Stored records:

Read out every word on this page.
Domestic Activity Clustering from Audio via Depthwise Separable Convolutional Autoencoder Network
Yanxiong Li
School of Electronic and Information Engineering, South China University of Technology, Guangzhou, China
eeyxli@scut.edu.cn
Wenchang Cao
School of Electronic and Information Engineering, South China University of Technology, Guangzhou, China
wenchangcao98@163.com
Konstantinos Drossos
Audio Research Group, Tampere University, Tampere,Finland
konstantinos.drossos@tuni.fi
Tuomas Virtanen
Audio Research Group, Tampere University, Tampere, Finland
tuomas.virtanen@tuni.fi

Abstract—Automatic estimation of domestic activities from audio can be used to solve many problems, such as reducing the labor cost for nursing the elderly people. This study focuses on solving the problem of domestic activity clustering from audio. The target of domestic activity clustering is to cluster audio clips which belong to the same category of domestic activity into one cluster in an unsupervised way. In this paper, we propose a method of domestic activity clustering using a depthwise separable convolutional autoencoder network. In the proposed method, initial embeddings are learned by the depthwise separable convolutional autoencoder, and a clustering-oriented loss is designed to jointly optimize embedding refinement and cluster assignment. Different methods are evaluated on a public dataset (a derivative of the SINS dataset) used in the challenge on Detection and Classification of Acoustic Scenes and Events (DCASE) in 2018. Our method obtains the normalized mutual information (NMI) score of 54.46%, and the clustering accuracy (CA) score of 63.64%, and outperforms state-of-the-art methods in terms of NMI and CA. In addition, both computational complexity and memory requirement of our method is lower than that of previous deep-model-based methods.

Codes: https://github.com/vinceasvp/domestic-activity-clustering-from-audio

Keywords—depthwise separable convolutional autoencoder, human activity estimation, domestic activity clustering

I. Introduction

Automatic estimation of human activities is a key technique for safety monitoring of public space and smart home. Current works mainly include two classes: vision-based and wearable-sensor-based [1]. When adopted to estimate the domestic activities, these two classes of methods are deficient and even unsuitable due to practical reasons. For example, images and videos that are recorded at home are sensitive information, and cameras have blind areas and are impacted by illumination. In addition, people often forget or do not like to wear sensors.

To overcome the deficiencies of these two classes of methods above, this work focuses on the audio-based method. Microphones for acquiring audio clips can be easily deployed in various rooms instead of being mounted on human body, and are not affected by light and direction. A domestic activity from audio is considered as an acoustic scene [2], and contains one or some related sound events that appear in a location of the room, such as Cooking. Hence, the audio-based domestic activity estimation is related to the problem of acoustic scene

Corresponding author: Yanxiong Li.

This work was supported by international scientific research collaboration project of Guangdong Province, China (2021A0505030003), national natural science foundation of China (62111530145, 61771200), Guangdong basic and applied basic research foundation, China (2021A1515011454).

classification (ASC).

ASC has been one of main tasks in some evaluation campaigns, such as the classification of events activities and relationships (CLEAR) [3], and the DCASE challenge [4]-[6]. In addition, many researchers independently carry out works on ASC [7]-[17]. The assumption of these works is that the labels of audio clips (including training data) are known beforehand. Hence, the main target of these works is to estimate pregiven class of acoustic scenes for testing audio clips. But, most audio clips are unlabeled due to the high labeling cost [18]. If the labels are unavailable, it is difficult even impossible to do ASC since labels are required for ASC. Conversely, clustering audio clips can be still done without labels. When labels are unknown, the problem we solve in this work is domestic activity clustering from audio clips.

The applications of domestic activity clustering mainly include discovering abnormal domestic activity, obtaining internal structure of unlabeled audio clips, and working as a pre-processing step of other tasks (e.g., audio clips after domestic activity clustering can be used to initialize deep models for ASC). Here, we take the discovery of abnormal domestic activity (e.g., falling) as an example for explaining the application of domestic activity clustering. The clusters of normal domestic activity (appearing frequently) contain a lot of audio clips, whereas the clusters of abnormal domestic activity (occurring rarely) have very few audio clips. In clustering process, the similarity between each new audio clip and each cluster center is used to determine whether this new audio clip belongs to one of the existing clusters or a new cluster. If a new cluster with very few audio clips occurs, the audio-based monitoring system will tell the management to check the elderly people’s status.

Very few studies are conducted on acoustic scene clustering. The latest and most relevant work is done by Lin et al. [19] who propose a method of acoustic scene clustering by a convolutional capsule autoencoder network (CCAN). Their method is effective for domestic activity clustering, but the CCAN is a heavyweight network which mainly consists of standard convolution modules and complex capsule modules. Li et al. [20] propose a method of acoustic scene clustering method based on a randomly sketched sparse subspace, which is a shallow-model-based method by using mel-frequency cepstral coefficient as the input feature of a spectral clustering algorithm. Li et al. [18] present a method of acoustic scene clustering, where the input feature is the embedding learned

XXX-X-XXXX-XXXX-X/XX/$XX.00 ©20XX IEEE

- Task to carry out -
Make an exact copy of every entry.

- Result of the task -
Read out every word on this page.
Domestic Activity Clustering from Audio via Depthwise Separable Convolutional Autoencoder Network
Yanxiong Li
School of Electronic and Information Engineering, South China University of Technology, Guangzhou, China
eeyxli@scut.edu.cn
Wenchang Cao
School of Electronic and Information Engineering, South China University of Technology, Guangzhou, China
wenchangcao98@163.com
Konstantinos Drossos
Audio Research Group, Tampere University, Tampere,Finland
konstantinos.drossos@tuni.fi
Tuomas Virtanen
Audio Research Group, Tampere University, Tampere, Finland
tuomas.virtanen@tuni.fi

Abstract—Automatic estimation of domestic activities from audio can be used to solve many problems, such as reducing the labor cost for nursing the elderly people. This study focuses on solving the problem of domestic activity clustering from audio. The target of domestic activity clustering is to cluster audio clips which belong to the same category of domestic activity into one cluster in an unsupervised way. In this paper, we propose a method of domestic activity clustering using a depthwise separable convolutional autoencoder network. In the proposed method, initial embeddings are learned by the depthwise separable convolutional autoencoder, and a clustering-oriented loss is designed to jointly optimize embedding refinement and cluster assignment. Different methods are evaluated on a public dataset (a derivative of the SINS dataset) used in the challenge on Detection and Classification of Acoustic Scenes and Events (DCASE) in 2018. Our method obtains the normalized mutual information (NMI) score of 54.46%, and the clustering accuracy (CA) score of 63.64%, and outperforms state-of-the-art methods in terms of NMI and CA. In addition, both computational complexity and memory requirement of our method is lower than that of previous deep-model-based methods.

Codes: https://github.com/vinceasvp/domestic-activity-clustering-from-audio

Keywords—depthwise separable convolutional autoencoder, human activity estimation, domestic activity clustering

I. Introduction

Automatic estimation of human activities is a key technique for safety monitoring of public space and smart home. Current works mainly include two classes: vision-based and wearable-sensor-based [1]. When adopted to estimate the domestic activities, these two classes of methods are deficient and even unsuitable due to practical reasons. For example, images and videos that are recorded at home are sensitive information, and cameras have blind areas and are impacted by illumination. In addition, people often forget or do not like to wear sensors.

To overcome the deficiencies of these two classes of methods above, this work focuses on the audio-based method. Microphones for acquiring audio clips can be easily deployed in various rooms instead of being mounted on human body, and are not affected by light and direction. A domestic activity from audio is considered as an acoustic scene [2], and contains one or some related sound events that appear in a location of the room, such as Cooking. Hence, the audio-based domestic activity estimation is related to the problem of acoustic scene

Corresponding author: Yanxiong Li.

This work was supported by international scientific research collaboration project of Guangdong Province, China (2021A0505030003), national natural science foundation of China (62111530145, 61771200), Guangdong basic and applied basic research foundation, China (2021A1515011454).

classification (ASC).

ASC has been one of main tasks in some evaluation campaigns, such as the classification of events activities and relationships (CLEAR) [3], and the DCASE challenge [4]-[6]. In addition, many researchers independently carry out works on ASC [7]-[17]. The assumption of these works is that the labels of audio clips (including training data) are known beforehand. Hence, the main target of these works is to estimate pregiven class of acoustic scenes for testing audio clips. But, most audio clips are unlabeled due to the high labeling cost [18]. If the labels are unavailable, it is difficult even impossible to do ASC since labels are required for ASC. Conversely, clustering audio clips can be still done without labels. When labels are unknown, the problem we solve in this work is domestic activity clustering from audio clips.

The applications of domestic activity clustering mainly include discovering abnormal domestic activity, obtaining internal structure of unlabeled audio clips, and working as a pre-processing step of other tasks (e.g., audio clips after domestic activity clustering can be used to initialize deep models for ASC). Here, we take the discovery of abnormal domestic activity (e.g., falling) as an example for explaining the application of domestic activity clustering. The clusters of normal domestic activity (appearing frequently) contain a lot of audio clips, whereas the clusters of abnormal domestic activity (occurring rarely) have very few audio clips. In clustering process, the similarity between each new audio clip and each cluster center is used to determine whether this new audio clip belongs to one of the existing clusters or a new cluster. If a new cluster with very few audio clips occurs, the audio-based monitoring system will tell the management to check the elderly people’s status.

Very few studies are conducted on acoustic scene clustering. The latest and most relevant work is done by Lin et al. [19] who propose a method of acoustic scene clustering by a convolutional capsule autoencoder network (CCAN). Their method is effective for domestic activity clustering, but the CCAN is a heavyweight network which mainly consists of standard convolution modules and complex capsule modules. Li et al. [20] propose a method of acoustic scene clustering method based on a randomly sketched sparse subspace, which is a shallow-model-based method by using mel-frequency cepstral coefficient as the input feature of a spectral clustering algorithm. Li et al. [18] present a method of acoustic scene clustering, where the input feature is the embedding learned

XXX-X-XXXX-XXXX-X/XX/$XX.00 ©20XX IEEE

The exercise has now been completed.